**WORK REQUIRED**
Please transcribe the data that follows without the pictures, keeping every word the same.

— BEGIN DATA FOR THE TASK —

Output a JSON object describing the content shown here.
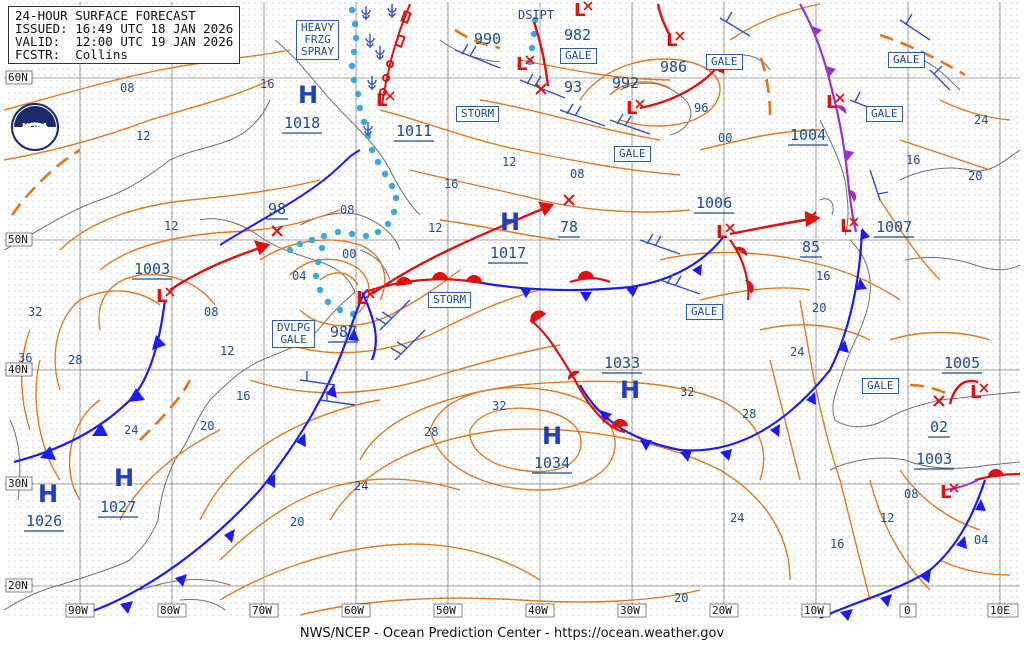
{
  "header": {
    "title": "24-HOUR SURFACE FORECAST",
    "issued": "ISSUED: 16:49 UTC 18 JAN 2026",
    "valid": "VALID:  12:00 UTC 19 JAN 2026",
    "forecaster": "FCSTR:  Collins"
  },
  "footer": "NWS/NCEP - Ocean Prediction Center - https://ocean.weather.gov",
  "logo_text": "NOAA",
  "colors": {
    "isobar": "#e07a1e",
    "high": "#1f3fbf",
    "low": "#e01010",
    "cold_front": "#1a1aff",
    "warm_front": "#e01010",
    "occluded_front": "#9b30d0",
    "ice_line": "#39a9e0",
    "grid": "#8a8a8a",
    "coast": "#6e6e6e",
    "warning_text": "#1a4d8f"
  },
  "lat_labels": [
    "60N",
    "50N",
    "40N",
    "30N",
    "20N"
  ],
  "lon_labels": [
    "90W",
    "80W",
    "70W",
    "60W",
    "50W",
    "40W",
    "30W",
    "20W",
    "10W",
    "0",
    "10E"
  ],
  "highs": [
    {
      "letter": "H",
      "pressure": "1018"
    },
    {
      "letter": "H",
      "pressure": "1017"
    },
    {
      "letter": "H",
      "pressure": "1033"
    },
    {
      "letter": "H",
      "pressure": "1034"
    },
    {
      "letter": "H",
      "pressure": "1027"
    },
    {
      "letter": "H",
      "pressure": "1026"
    }
  ],
  "lows": [
    "1003",
    "987",
    "1006",
    "1004",
    "1007",
    "1005",
    "1003",
    "990",
    "982",
    "93",
    "992",
    "986"
  ],
  "pressure_labels": [
    "98",
    "78",
    "85",
    "02",
    "1011"
  ],
  "isobar_labels": [
    "08",
    "12",
    "16",
    "32",
    "36",
    "28",
    "24",
    "20",
    "16",
    "12",
    "08",
    "04",
    "00",
    "16",
    "12",
    "08",
    "12",
    "32",
    "28",
    "24",
    "20",
    "96",
    "00",
    "16",
    "20",
    "24",
    "28",
    "32",
    "20",
    "24",
    "16",
    "12",
    "08",
    "04",
    "16",
    "20",
    "24",
    "08",
    "12"
  ],
  "warnings": {
    "heavy_frzg_spray": [
      "HEAVY",
      "FRZG",
      "SPRAY"
    ],
    "storm_1": "STORM",
    "storm_2": "STORM",
    "gale": "GALE",
    "dvlpg_gale": [
      "DVLPG",
      "GALE"
    ],
    "dsipt": "DSIPT"
  }
}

— END DATA FOR THE TASK —

**SOLUTION TO THE PROBLEM**
Output a JSON object describing the content shown here.
{
  "header": {
    "title": "24-HOUR SURFACE FORECAST",
    "issued": "ISSUED: 16:49 UTC 18 JAN 2026",
    "valid": "VALID:  12:00 UTC 19 JAN 2026",
    "forecaster": "FCSTR:  Collins"
  },
  "footer": "NWS/NCEP - Ocean Prediction Center - https://ocean.weather.gov",
  "logo_text": "NOAA",
  "colors": {
    "isobar": "#e07a1e",
    "high": "#1f3fbf",
    "low": "#e01010",
    "cold_front": "#1a1aff",
    "warm_front": "#e01010",
    "occluded_front": "#9b30d0",
    "ice_line": "#39a9e0",
    "grid": "#8a8a8a",
    "coast": "#6e6e6e",
    "warning_text": "#1a4d8f"
  },
  "lat_labels": [
    "60N",
    "50N",
    "40N",
    "30N",
    "20N"
  ],
  "lon_labels": [
    "90W",
    "80W",
    "70W",
    "60W",
    "50W",
    "40W",
    "30W",
    "20W",
    "10W",
    "0",
    "10E"
  ],
  "highs": [
    {
      "letter": "H",
      "pressure": "1018"
    },
    {
      "letter": "H",
      "pressure": "1017"
    },
    {
      "letter": "H",
      "pressure": "1033"
    },
    {
      "letter": "H",
      "pressure": "1034"
    },
    {
      "letter": "H",
      "pressure": "1027"
    },
    {
      "letter": "H",
      "pressure": "1026"
    }
  ],
  "lows": [
    "1003",
    "987",
    "1006",
    "1004",
    "1007",
    "1005",
    "1003",
    "990",
    "982",
    "93",
    "992",
    "986"
  ],
  "pressure_labels": [
    "98",
    "78",
    "85",
    "02",
    "1011"
  ],
  "isobar_labels": [
    "08",
    "12",
    "16",
    "32",
    "36",
    "28",
    "24",
    "20",
    "16",
    "12",
    "08",
    "04",
    "00",
    "16",
    "12",
    "08",
    "12",
    "32",
    "28",
    "24",
    "20",
    "96",
    "00",
    "16",
    "20",
    "24",
    "28",
    "32",
    "20",
    "24",
    "16",
    "12",
    "08",
    "04",
    "16",
    "20",
    "24",
    "08",
    "12"
  ],
  "warnings": {
    "heavy_frzg_spray": [
      "HEAVY",
      "FRZG",
      "SPRAY"
    ],
    "storm_1": "STORM",
    "storm_2": "STORM",
    "gale": "GALE",
    "dvlpg_gale": [
      "DVLPG",
      "GALE"
    ],
    "dsipt": "DSIPT"
  }
}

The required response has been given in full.